Description of the task:
Sort through the data and copy the lines holding the word "kesiği".

Provided records:
◆ ◆ ◆ ◆

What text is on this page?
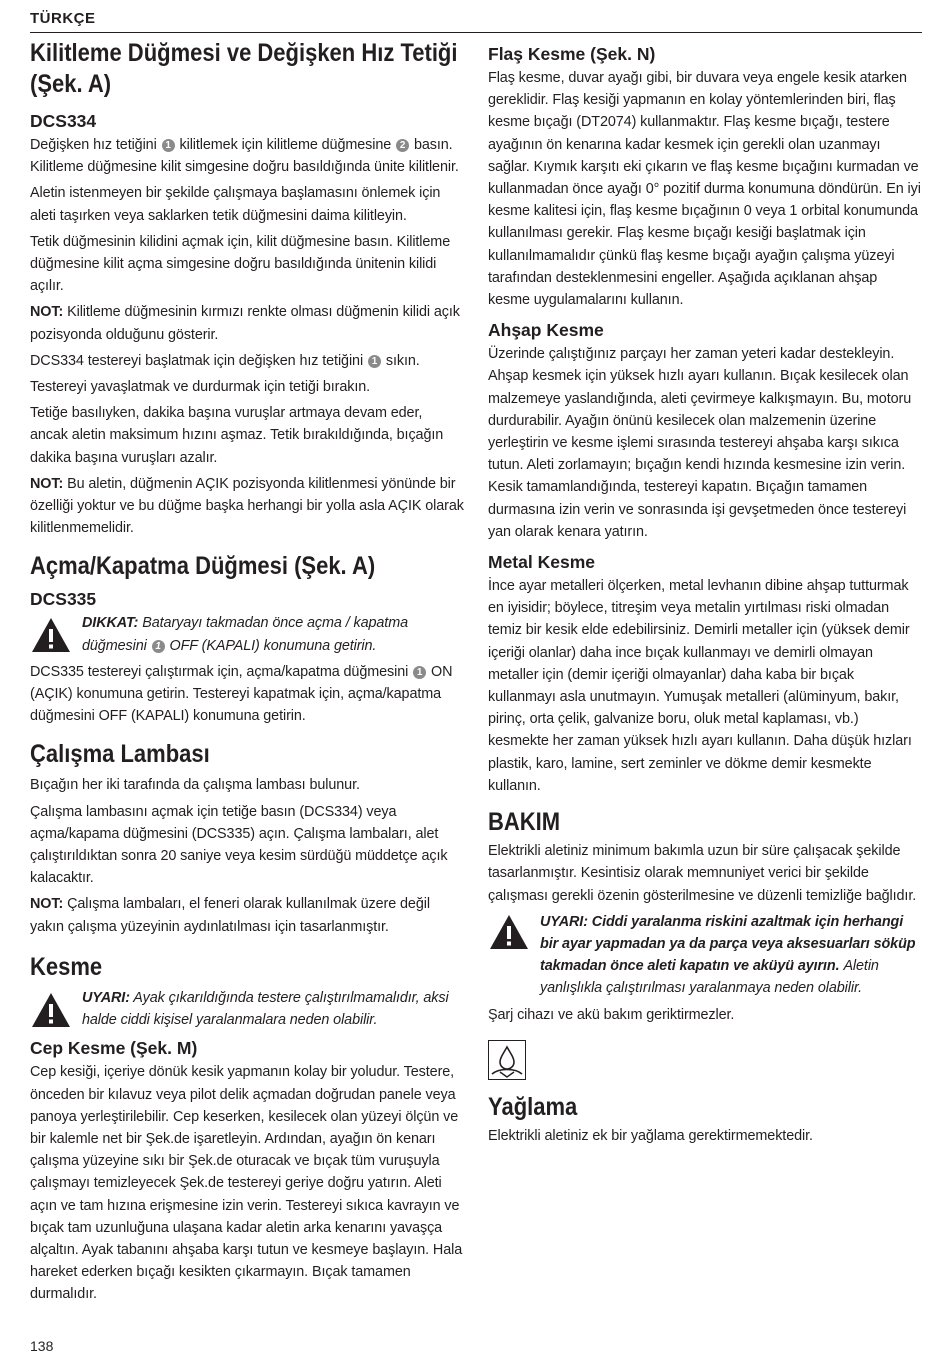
TÜRKÇE
Kilitleme Düğmesi ve Değişken Hız Tetiği
(Şek. A)
DCS334

Değişken hız tetiğini 1 kilitlemek için kilitleme düğmesine 2 basın. Kilitleme düğmesine kilit simgesine doğru basıldığında ünite kilitlenir.

Aletin istenmeyen bir şekilde çalışmaya başlamasını önlemek için aleti taşırken veya saklarken tetik düğmesini daima kilitleyin.

Tetik düğmesinin kilidini açmak için, kilit düğmesine basın. Kilitleme düğmesine kilit açma simgesine doğru basıldığında ünitenin kilidi açılır.

NOT: Kilitleme düğmesinin kırmızı renkte olması düğmenin kilidi açık pozisyonda olduğunu gösterir.

DCS334 testereyi başlatmak için değişken hız tetiğini 1 sıkın.

Testereyi yavaşlatmak ve durdurmak için tetiği bırakın.

Tetiğe basılıyken, dakika başına vuruşlar artmaya devam eder, ancak aletin maksimum hızını aşmaz. Tetik bırakıldığında, bıçağın dakika başına vuruşları azalır.

NOT: Bu aletin, düğmenin AÇIK pozisyonda kilitlenmesi yönünde bir özelliği yoktur ve bu düğme başka herhangi bir yolla asla AÇIK olarak kilitlenmemelidir.

Açma/Kapatma Düğmesi (Şek. A)
DCS335

DIKKAT: Bataryayı takmadan önce açma / kapatma düğmesini 1 OFF (KAPALI) konumuna getirin.

DCS335 testereyi çalıştırmak için, açma/kapatma düğmesini 1 ON (AÇIK) konumuna getirin. Testereyi kapatmak için, açma/kapatma düğmesini OFF (KAPALI) konumuna getirin.

Çalışma Lambası

Bıçağın her iki tarafında da çalışma lambası bulunur.

Çalışma lambasını açmak için tetiğe basın (DCS334) veya açma/kapama düğmesini (DCS335) açın. Çalışma lambaları, alet çalıştırıldıktan sonra 20 saniye veya kesim sürdüğü müddetçe açık kalacaktır.

NOT: Çalışma lambaları, el feneri olarak kullanılmak üzere değil yakın çalışma yüzeyinin aydınlatılması için tasarlanmıştır.

Kesme

UYARI: Ayak çıkarıldığında testere çalıştırılmamalıdır, aksi halde ciddi kişisel yaralanmalara neden olabilir.

Cep Kesme (Şek. M)

Cep kesiği, içeriye dönük kesik yapmanın kolay bir yoludur. Testere, önceden bir kılavuz veya pilot delik açmadan doğrudan panele veya panoya yerleştirilebilir. Cep keserken, kesilecek olan yüzeyi ölçün ve bir kalemle net bir Şek.de işaretleyin. Ardından, ayağın ön kenarı çalışma yüzeyine sıkı bir Şek.de oturacak ve bıçak tüm vuruşuyla çalışmayı temizleyecek Şek.de testereyi geriye doğru yatırın. Aleti açın ve tam hızına erişmesine izin verin. Testereyi sıkıca kavrayın ve bıçak tam uzunluğuna ulaşana kadar aletin arka kenarını yavaşça alçaltın. Ayak tabanını ahşaba karşı tutun ve kesmeye başlayın. Hala hareket ederken bıçağı kesikten çıkarmayın. Bıçak tamamen durmalıdır.

Flaş Kesme (Şek. N)

Flaş kesme, duvar ayağı gibi, bir duvara veya engele kesik atarken gereklidir. Flaş kesiği yapmanın en kolay yöntemlerinden biri, flaş kesme bıçağı (DT2074) kullanmaktır. Flaş kesme bıçağı, testere ayağının ön kenarına kadar kesmek için gerekli olan uzanmayı sağlar. Kıymık karşıtı eki çıkarın ve flaş kesme bıçağını kurmadan ve kullanmadan önce ayağı 0° pozitif durma konumuna döndürün. En iyi kesme kalitesi için, flaş kesme bıçağının 0 veya 1 orbital konumunda kullanılması gerekir. Flaş kesme bıçağı kesiği başlatmak için kullanılmamalıdır çünkü flaş kesme bıçağı ayağın çalışma yüzeyi tarafından desteklenmesini engeller. Aşağıda açıklanan ahşap kesme uygulamalarını kullanın.

Ahşap Kesme

Üzerinde çalıştığınız parçayı her zaman yeteri kadar destekleyin. Ahşap kesmek için yüksek hızlı ayarı kullanın. Bıçak kesilecek olan malzemeye yaslandığında, aleti çevirmeye kalkışmayın. Bu, motoru durdurabilir. Ayağın önünü kesilecek olan malzemenin üzerine yerleştirin ve kesme işlemi sırasında testereyi ahşaba karşı sıkıca tutun. Aleti zorlamayın; bıçağın kendi hızında kesmesine izin verin. Kesik tamamlandığında, testereyi kapatın. Bıçağın tamamen durmasına izin verin ve sonrasında işi gevşetmeden önce testereyi yan olarak kenara yatırın.

Metal Kesme

İnce ayar metalleri ölçerken, metal levhanın dibine ahşap tutturmak en iyisidir; böylece, titreşim veya metalin yırtılması riski olmadan temiz bir kesik elde edebilirsiniz. Demirli metaller için (yüksek demir içeriği olanlar) daha ince bıçak kullanmayı ve demirli olmayan metaller için (demir içeriği olmayanlar) daha kaba bir bıçak kullanmayı asla unutmayın. Yumuşak metalleri (alüminyum, bakır, pirinç, orta çelik, galvanize boru, oluk metal kaplaması, vb.) kesmekte her zaman yüksek hızlı ayarı kullanın. Daha düşük hızları plastik, karo, lamine, sert zeminler ve dökme demir kesmekte kullanın.

BAKIM

Elektrikli aletiniz minimum bakımla uzun bir süre çalışacak şekilde tasarlanmıştır. Kesintisiz olarak memnuniyet verici bir şekilde çalışması gerekli özenin gösterilmesine ve düzenli temizliğe bağlıdır.

UYARI: Ciddi yaralanma riskini azaltmak için herhangi bir ayar yapmadan ya da parça veya aksesuarları söküp takmadan önce aleti kapatın ve aküyü ayırın. Aletin yanlışlıkla çalıştırılması yaralanmaya neden olabilir.

Şarj cihazı ve akü bakım geriktirmezler.

Yağlama

Elektrikli aletiniz ek bir yağlama gerektirmemektedir.

138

◆ ◆ ◆ ◆

Full answer:
Cep kesiği, içeriye dönük kesik yapmanın kolay bir yoludur. Testere, önceden bir kılavuz veya pilot delik açmadan doğrudan panele veya panoya yerleştirilebilir. Cep keserken, kesilecek olan yüzeyi ölçün ve bir kalemle net bir Şek.de işaretleyin. Ardından, ayağın ön kenarı çalışma yüzeyine sıkı bir Şek.de oturacak ve bıçak tüm vuruşuyla çalışmayı temizleyecek Şek.de testereyi geriye doğru yatırın. Aleti açın ve tam hızına erişmesine izin verin. Testereyi sıkıca kavrayın ve bıçak tam uzunluğuna ulaşana kadar aletin arka kenarını yavaşça alçaltın. Ayak tabanını ahşaba karşı tutun ve kesmeye başlayın. Hala hareket ederken bıçağı kesikten çıkarmayın. Bıçak tamamen durmalıdır.
Flaş kesme, duvar ayağı gibi, bir duvara veya engele kesik atarken gereklidir. Flaş kesiği yapmanın en kolay yöntemlerinden biri, flaş kesme bıçağı (DT2074) kullanmaktır. Flaş kesme bıçağı, testere ayağının ön kenarına kadar kesmek için gerekli olan uzanmayı sağlar. Kıymık karşıtı eki çıkarın ve flaş kesme bıçağını kurmadan ve kullanmadan önce ayağı 0° pozitif durma konumuna döndürün. En iyi kesme kalitesi için, flaş kesme bıçağının 0 veya 1 orbital konumunda kullanılması gerekir. Flaş kesme bıçağı kesiği başlatmak için kullanılmamalıdır çünkü flaş kesme bıçağı ayağın çalışma yüzeyi tarafından desteklenmesini engeller. Aşağıda açıklanan ahşap kesme uygulamalarını kullanın.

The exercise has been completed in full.